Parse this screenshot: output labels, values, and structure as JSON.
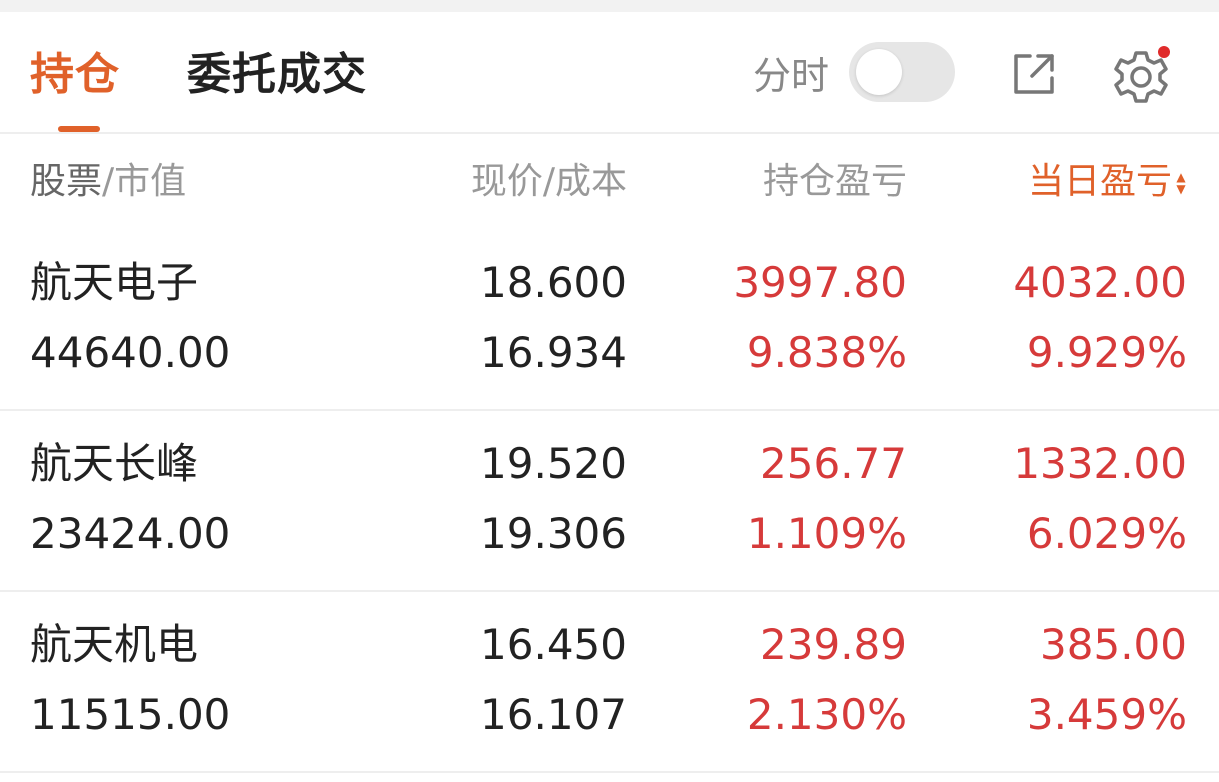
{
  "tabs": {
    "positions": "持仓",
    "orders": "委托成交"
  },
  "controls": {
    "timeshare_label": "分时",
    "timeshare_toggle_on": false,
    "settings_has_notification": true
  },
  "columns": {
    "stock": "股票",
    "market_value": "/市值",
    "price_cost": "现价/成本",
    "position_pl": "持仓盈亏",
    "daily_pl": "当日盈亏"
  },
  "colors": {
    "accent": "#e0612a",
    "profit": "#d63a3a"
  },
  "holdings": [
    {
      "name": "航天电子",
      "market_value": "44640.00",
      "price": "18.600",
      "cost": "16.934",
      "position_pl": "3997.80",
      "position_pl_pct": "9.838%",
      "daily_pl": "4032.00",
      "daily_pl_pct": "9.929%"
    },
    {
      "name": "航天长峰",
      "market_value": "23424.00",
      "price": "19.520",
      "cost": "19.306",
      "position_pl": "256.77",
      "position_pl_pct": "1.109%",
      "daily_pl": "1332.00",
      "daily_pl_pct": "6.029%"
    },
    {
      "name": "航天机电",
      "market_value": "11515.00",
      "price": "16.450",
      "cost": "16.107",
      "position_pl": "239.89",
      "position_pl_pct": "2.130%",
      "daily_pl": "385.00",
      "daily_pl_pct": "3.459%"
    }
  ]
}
◇ ◇ ◇ ◇ ◇
--- Instructions for the task ---
Apart from the pictures, the entries above are to be repeated in full and exactly.

--- Solved problem ---
Parse this screenshot: output labels, values, and structure as JSON.
{
  "tabs": {
    "positions": "持仓",
    "orders": "委托成交"
  },
  "controls": {
    "timeshare_label": "分时",
    "timeshare_toggle_on": false,
    "settings_has_notification": true
  },
  "columns": {
    "stock": "股票",
    "market_value": "/市值",
    "price_cost": "现价/成本",
    "position_pl": "持仓盈亏",
    "daily_pl": "当日盈亏"
  },
  "colors": {
    "accent": "#e0612a",
    "profit": "#d63a3a"
  },
  "holdings": [
    {
      "name": "航天电子",
      "market_value": "44640.00",
      "price": "18.600",
      "cost": "16.934",
      "position_pl": "3997.80",
      "position_pl_pct": "9.838%",
      "daily_pl": "4032.00",
      "daily_pl_pct": "9.929%"
    },
    {
      "name": "航天长峰",
      "market_value": "23424.00",
      "price": "19.520",
      "cost": "19.306",
      "position_pl": "256.77",
      "position_pl_pct": "1.109%",
      "daily_pl": "1332.00",
      "daily_pl_pct": "6.029%"
    },
    {
      "name": "航天机电",
      "market_value": "11515.00",
      "price": "16.450",
      "cost": "16.107",
      "position_pl": "239.89",
      "position_pl_pct": "2.130%",
      "daily_pl": "385.00",
      "daily_pl_pct": "3.459%"
    }
  ]
}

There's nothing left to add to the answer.